Data extract |
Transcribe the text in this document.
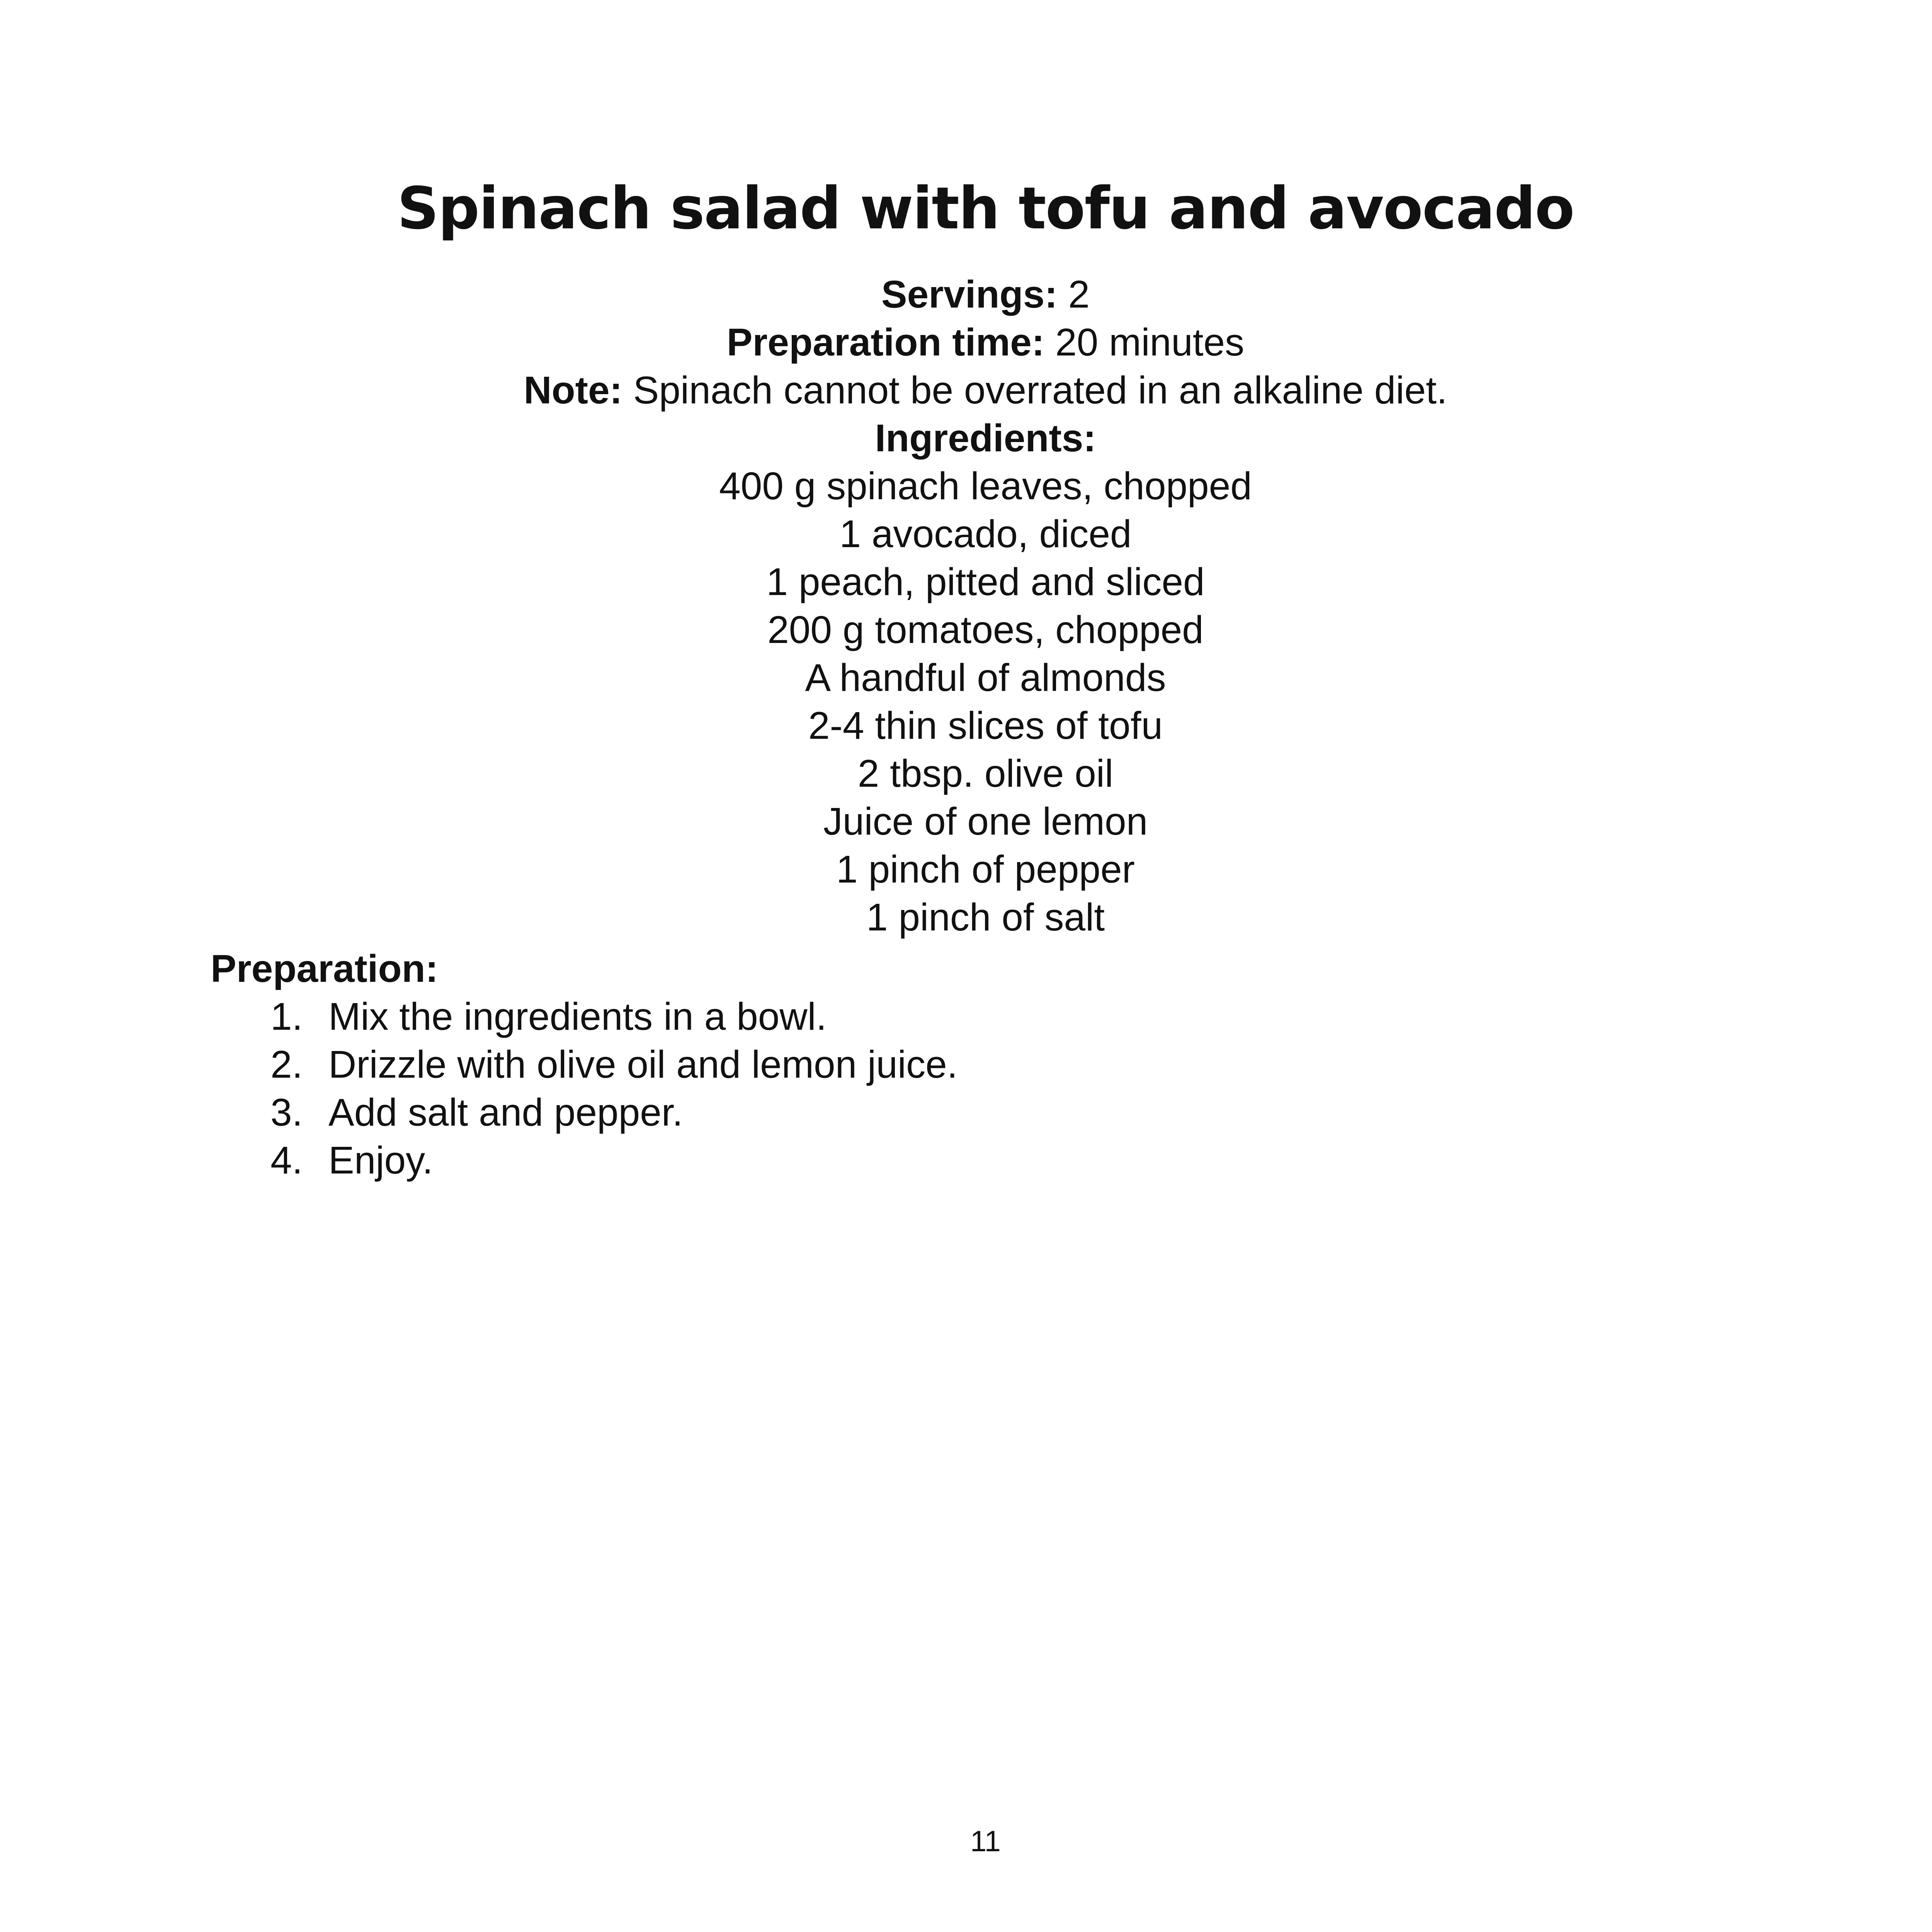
Spinach salad with tofu and avocado
Servings: 2
Preparation time: 20 minutes
Note: Spinach cannot be overrated in an alkaline diet.
Ingredients:
400 g spinach leaves, chopped
1 avocado, diced
1 peach, pitted and sliced
200 g tomatoes, chopped
A handful of almonds
2-4 thin slices of tofu
2 tbsp. olive oil
Juice of one lemon
1 pinch of pepper
1 pinch of salt
Preparation:
1. Mix the ingredients in a bowl.
2. Drizzle with olive oil and lemon juice.
3. Add salt and pepper.
4. Enjoy.
11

Goal of the exercise | Omit the pictures, then quote the rest of the material above exactly.

The answer |
Transcribe the text in this document.
Spinach salad with tofu and avocado
Servings: 2
Preparation time: 20 minutes
Note: Spinach cannot be overrated in an alkaline diet.
Ingredients:
400 g spinach leaves, chopped
1 avocado, diced
1 peach, pitted and sliced
200 g tomatoes, chopped
A handful of almonds
2-4 thin slices of tofu
2 tbsp. olive oil
Juice of one lemon
1 pinch of pepper
1 pinch of salt
Preparation:
1. Mix the ingredients in a bowl.
2. Drizzle with olive oil and lemon juice.
3. Add salt and pepper.
4. Enjoy.
11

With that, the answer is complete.